▶ Extracted entries
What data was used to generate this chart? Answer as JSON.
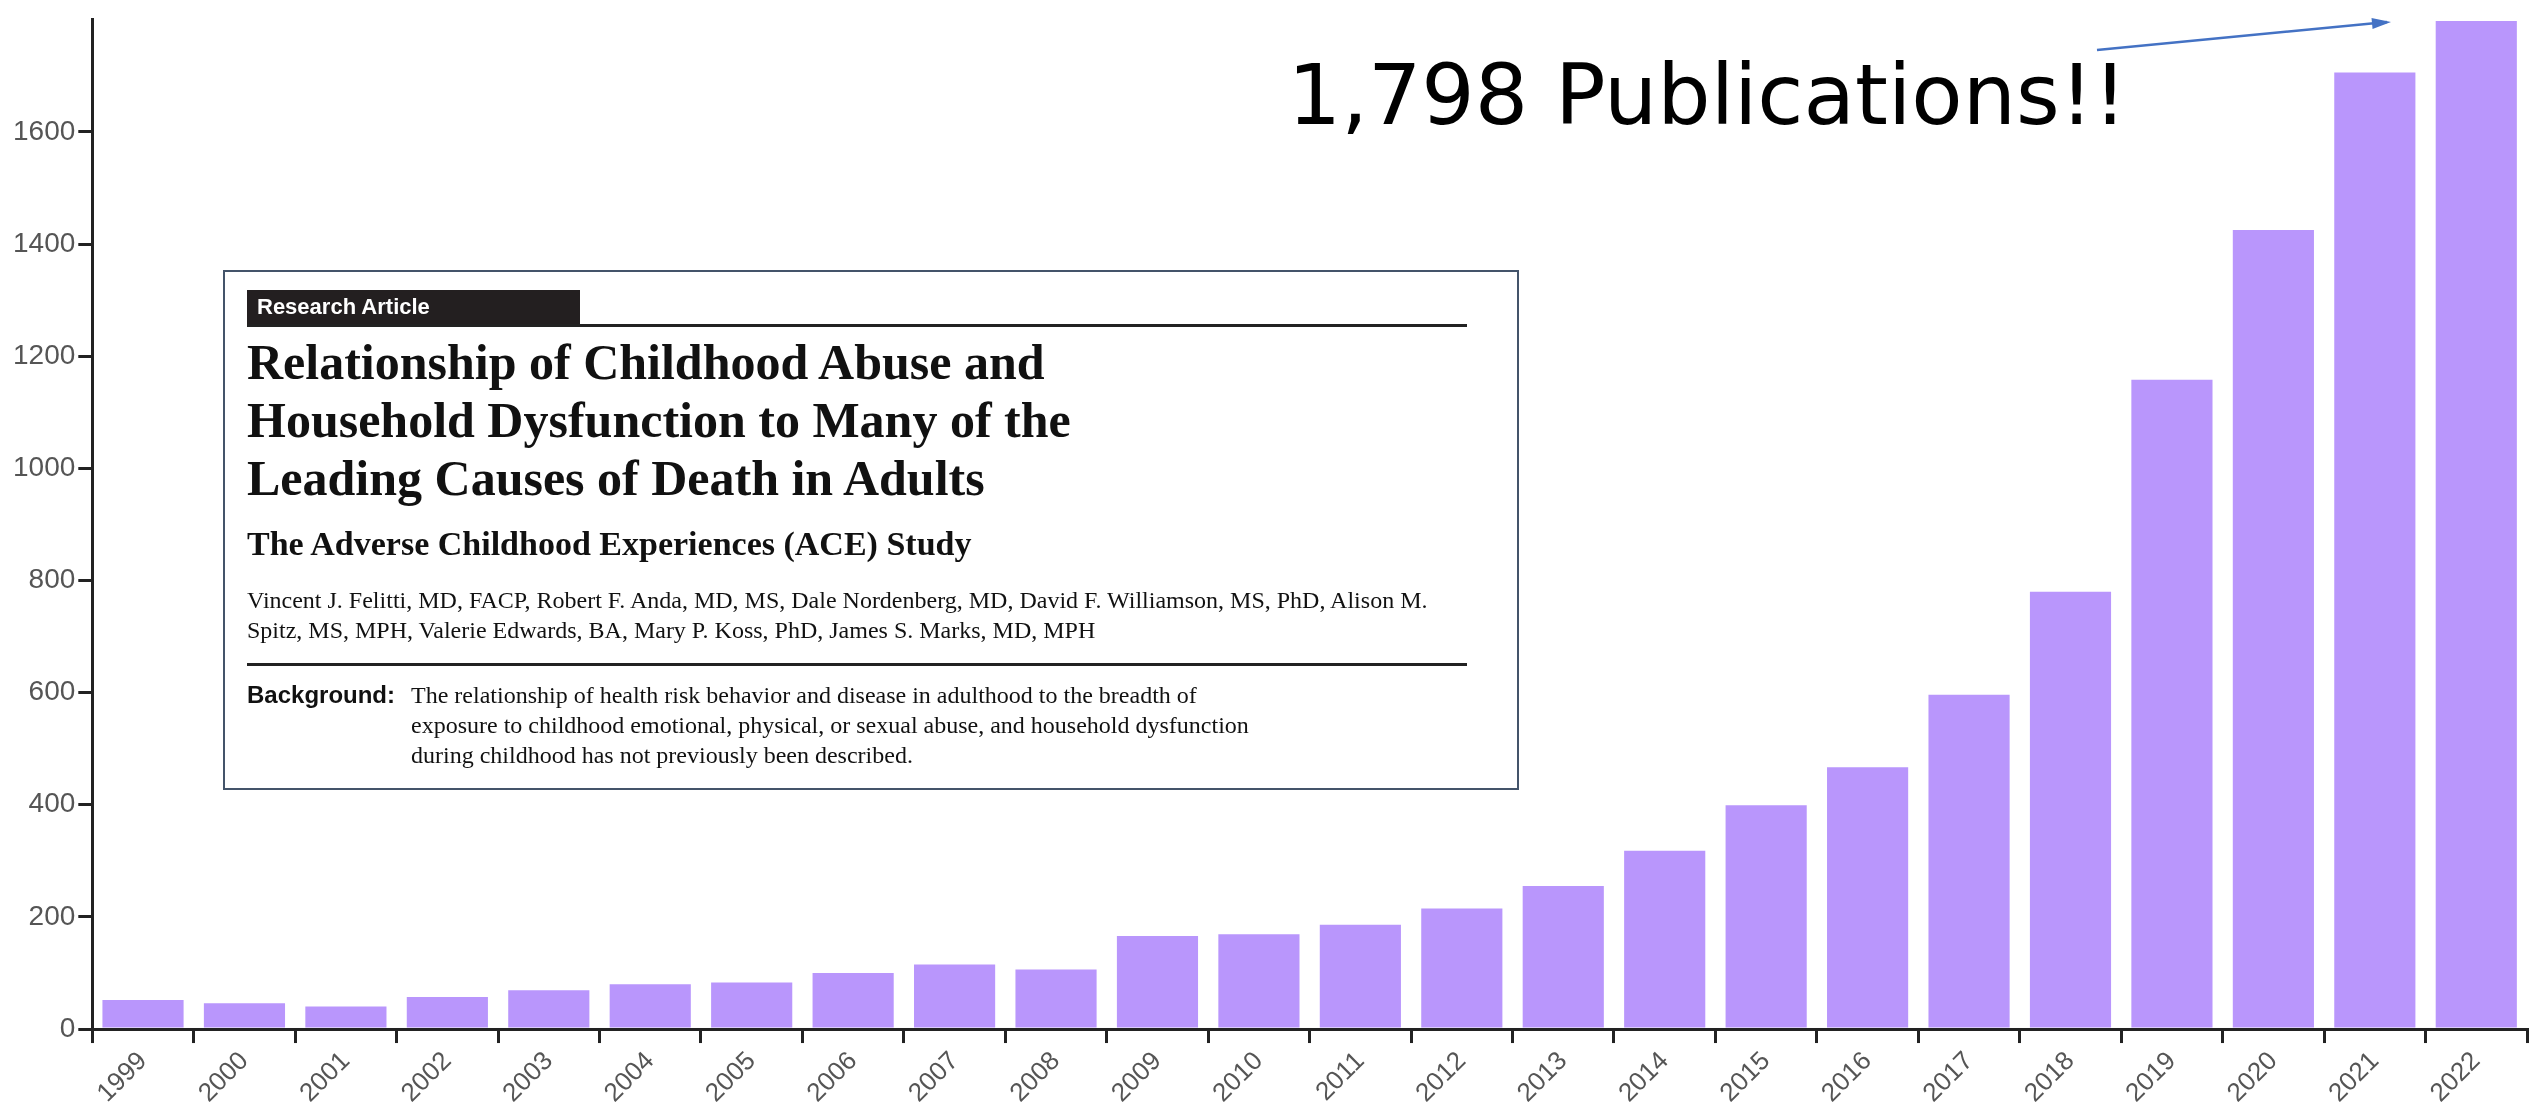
{
  "chart_data": {
    "type": "bar",
    "categories": [
      "1999",
      "2000",
      "2001",
      "2002",
      "2003",
      "2004",
      "2005",
      "2006",
      "2007",
      "2008",
      "2009",
      "2010",
      "2011",
      "2012",
      "2013",
      "2014",
      "2015",
      "2016",
      "2017",
      "2018",
      "2019",
      "2020",
      "2021",
      "2022"
    ],
    "values": [
      52,
      46,
      40,
      57,
      69,
      80,
      83,
      100,
      115,
      106,
      166,
      169,
      186,
      215,
      255,
      318,
      399,
      467,
      596,
      780,
      1158,
      1425,
      1706,
      1798
    ],
    "color": "#b996fc",
    "ylim": [
      0,
      1800
    ],
    "yticks": [
      0,
      200,
      400,
      600,
      800,
      1000,
      1200,
      1400,
      1600
    ],
    "grid": false,
    "legend": false,
    "annotations": [
      "1,798 Publications!!",
      "Research Article",
      "Relationship of Childhood Abuse and Household Dysfunction to Many of the Leading Causes of Death in Adults",
      "The Adverse Childhood Experiences (ACE) Study",
      "Vincent J. Felitti, MD, FACP, Robert F. Anda, MD, MS, Dale Nordenberg, MD, David F. Williamson, MS, PhD, Alison M. Spitz, MS, MPH, Valerie Edwards, BA, Mary P. Koss, PhD, James S. Marks, MD, MPH",
      "Background:",
      "The relationship of health risk behavior and disease in adulthood to the breadth of exposure to childhood emotional, physical, or sexual abuse, and household dysfunction during childhood has not previously been described."
    ]
  }
}
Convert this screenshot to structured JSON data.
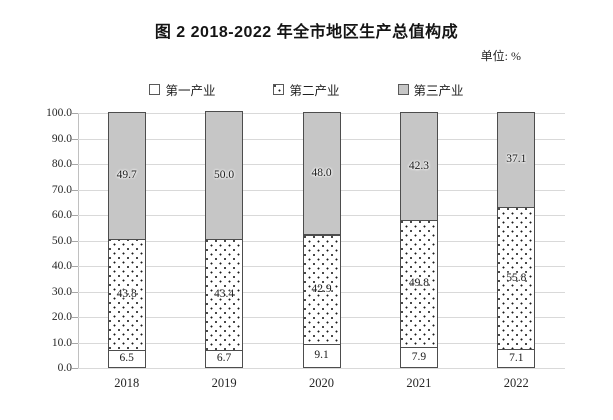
{
  "title": "图 2  2018-2022 年全市地区生产总值构成",
  "unit_label": "单位: %",
  "chart_data": {
    "type": "bar",
    "stacked": true,
    "title": "图 2  2018-2022 年全市地区生产总值构成",
    "unit": "%",
    "categories": [
      "2018",
      "2019",
      "2020",
      "2021",
      "2022"
    ],
    "series": [
      {
        "name": "第一产业",
        "pattern": "plain",
        "fill": "#ffffff",
        "values": [
          6.5,
          6.7,
          9.1,
          7.9,
          7.1
        ]
      },
      {
        "name": "第二产业",
        "pattern": "dots",
        "fill": "#ffffff",
        "values": [
          43.8,
          43.4,
          42.9,
          49.8,
          55.8
        ]
      },
      {
        "name": "第三产业",
        "pattern": "solid",
        "fill": "#c6c6c6",
        "values": [
          49.7,
          50.0,
          48.0,
          42.3,
          37.1
        ]
      }
    ],
    "ylim": [
      0,
      100
    ],
    "ytick_step": 10,
    "ytick_format_decimals": 1,
    "value_label_decimals": 1,
    "grid": true,
    "legend_position": "top",
    "colors": {
      "tertiary_fill": "#c6c6c6",
      "segment_border": "#4d4d4d",
      "gridline": "#d9d9d9",
      "text": "#262626"
    }
  }
}
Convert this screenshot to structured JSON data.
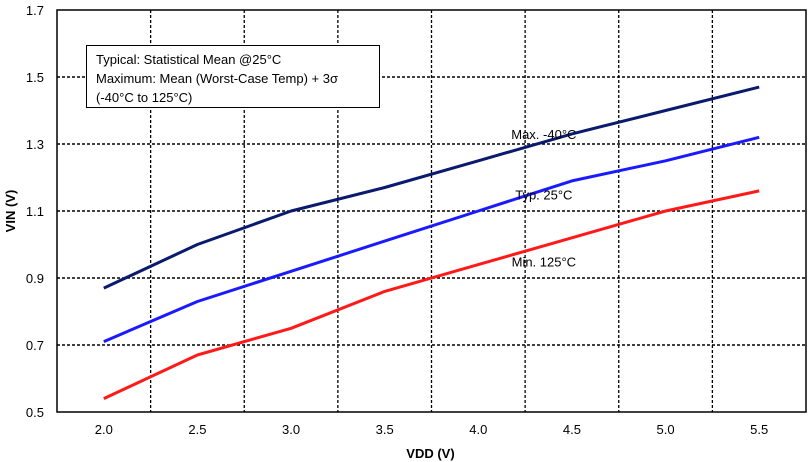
{
  "chart_data": {
    "type": "line",
    "xlabel": "VDD (V)",
    "ylabel": "VIN (V)",
    "xlim": [
      1.75,
      5.75
    ],
    "ylim": [
      0.5,
      1.7
    ],
    "x": [
      2.0,
      2.5,
      3.0,
      3.5,
      4.0,
      4.5,
      5.0,
      5.5
    ],
    "xticks": [
      "2.0",
      "2.5",
      "3.0",
      "3.5",
      "4.0",
      "4.5",
      "5.0",
      "5.5"
    ],
    "yticks": [
      "0.5",
      "0.7",
      "0.9",
      "1.1",
      "1.3",
      "1.5",
      "1.7"
    ],
    "grid": true,
    "series": [
      {
        "name": "Max. -40°C",
        "color": "#0a1a6e",
        "values": [
          0.87,
          1.0,
          1.1,
          1.17,
          1.25,
          1.33,
          1.4,
          1.47
        ],
        "label_at": [
          4.35,
          1.33
        ]
      },
      {
        "name": "Typ. 25°C",
        "color": "#1a1aff",
        "values": [
          0.71,
          0.83,
          0.92,
          1.01,
          1.1,
          1.19,
          1.25,
          1.32
        ],
        "label_at": [
          4.35,
          1.15
        ]
      },
      {
        "name": "Min. 125°C",
        "color": "#ff1a1a",
        "values": [
          0.54,
          0.67,
          0.75,
          0.86,
          0.94,
          1.02,
          1.1,
          1.16
        ],
        "label_at": [
          4.35,
          0.95
        ]
      }
    ],
    "legend": {
      "placement": "top-left",
      "lines": [
        "Typical: Statistical Mean @25°C",
        "Maximum: Mean (Worst-Case Temp) + 3σ",
        "(-40°C to 125°C)"
      ]
    }
  }
}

▶ Exercise aim
Please set down each line of the data above exactly as written, without the pictures.

▶ Response to this task
What data was used to generate this chart? Answer as JSON.
{
  "chart_data": {
    "type": "bar",
    "categories": [
      "1999",
      "2000",
      "2001",
      "2002",
      "2003",
      "2004",
      "2005",
      "2006",
      "2007",
      "2008",
      "2009",
      "2010",
      "2011",
      "2012",
      "2013",
      "2014",
      "2015",
      "2016",
      "2017",
      "2018",
      "2019",
      "2020",
      "2021",
      "2022"
    ],
    "values": [
      52,
      46,
      40,
      57,
      69,
      80,
      83,
      100,
      115,
      106,
      166,
      169,
      186,
      215,
      255,
      318,
      399,
      467,
      596,
      780,
      1158,
      1425,
      1706,
      1798
    ],
    "color": "#b996fc",
    "ylim": [
      0,
      1800
    ],
    "yticks": [
      0,
      200,
      400,
      600,
      800,
      1000,
      1200,
      1400,
      1600
    ],
    "grid": false,
    "legend": false,
    "annotations": [
      "1,798 Publications!!",
      "Research Article",
      "Relationship of Childhood Abuse and Household Dysfunction to Many of the Leading Causes of Death in Adults",
      "The Adverse Childhood Experiences (ACE) Study",
      "Vincent J. Felitti, MD, FACP, Robert F. Anda, MD, MS, Dale Nordenberg, MD, David F. Williamson, MS, PhD, Alison M. Spitz, MS, MPH, Valerie Edwards, BA, Mary P. Koss, PhD, James S. Marks, MD, MPH",
      "Background:",
      "The relationship of health risk behavior and disease in adulthood to the breadth of exposure to childhood emotional, physical, or sexual abuse, and household dysfunction during childhood has not previously been described."
    ]
  }
}
Convert this screenshot to structured JSON data.
{
  "title": "图 2  2018-2022 年全市地区生产总值构成",
  "unit_label": "单位: %",
  "chart_data": {
    "type": "bar",
    "stacked": true,
    "title": "图 2  2018-2022 年全市地区生产总值构成",
    "unit": "%",
    "categories": [
      "2018",
      "2019",
      "2020",
      "2021",
      "2022"
    ],
    "series": [
      {
        "name": "第一产业",
        "pattern": "plain",
        "fill": "#ffffff",
        "values": [
          6.5,
          6.7,
          9.1,
          7.9,
          7.1
        ]
      },
      {
        "name": "第二产业",
        "pattern": "dots",
        "fill": "#ffffff",
        "values": [
          43.8,
          43.4,
          42.9,
          49.8,
          55.8
        ]
      },
      {
        "name": "第三产业",
        "pattern": "solid",
        "fill": "#c6c6c6",
        "values": [
          49.7,
          50.0,
          48.0,
          42.3,
          37.1
        ]
      }
    ],
    "ylim": [
      0,
      100
    ],
    "ytick_step": 10,
    "ytick_format_decimals": 1,
    "value_label_decimals": 1,
    "grid": true,
    "legend_position": "top",
    "colors": {
      "tertiary_fill": "#c6c6c6",
      "segment_border": "#4d4d4d",
      "gridline": "#d9d9d9",
      "text": "#262626"
    }
  }
}
Convert this screenshot to structured JSON data.
{
  "chart_data": {
    "type": "line",
    "xlabel": "VDD (V)",
    "ylabel": "VIN (V)",
    "xlim": [
      1.75,
      5.75
    ],
    "ylim": [
      0.5,
      1.7
    ],
    "x": [
      2.0,
      2.5,
      3.0,
      3.5,
      4.0,
      4.5,
      5.0,
      5.5
    ],
    "xticks": [
      "2.0",
      "2.5",
      "3.0",
      "3.5",
      "4.0",
      "4.5",
      "5.0",
      "5.5"
    ],
    "yticks": [
      "0.5",
      "0.7",
      "0.9",
      "1.1",
      "1.3",
      "1.5",
      "1.7"
    ],
    "grid": true,
    "series": [
      {
        "name": "Max. -40°C",
        "color": "#0a1a6e",
        "values": [
          0.87,
          1.0,
          1.1,
          1.17,
          1.25,
          1.33,
          1.4,
          1.47
        ],
        "label_at": [
          4.35,
          1.33
        ]
      },
      {
        "name": "Typ. 25°C",
        "color": "#1a1aff",
        "values": [
          0.71,
          0.83,
          0.92,
          1.01,
          1.1,
          1.19,
          1.25,
          1.32
        ],
        "label_at": [
          4.35,
          1.15
        ]
      },
      {
        "name": "Min. 125°C",
        "color": "#ff1a1a",
        "values": [
          0.54,
          0.67,
          0.75,
          0.86,
          0.94,
          1.02,
          1.1,
          1.16
        ],
        "label_at": [
          4.35,
          0.95
        ]
      }
    ],
    "legend": {
      "placement": "top-left",
      "lines": [
        "Typical: Statistical Mean @25°C",
        "Maximum: Mean (Worst-Case Temp) + 3σ",
        "(-40°C to 125°C)"
      ]
    }
  }
}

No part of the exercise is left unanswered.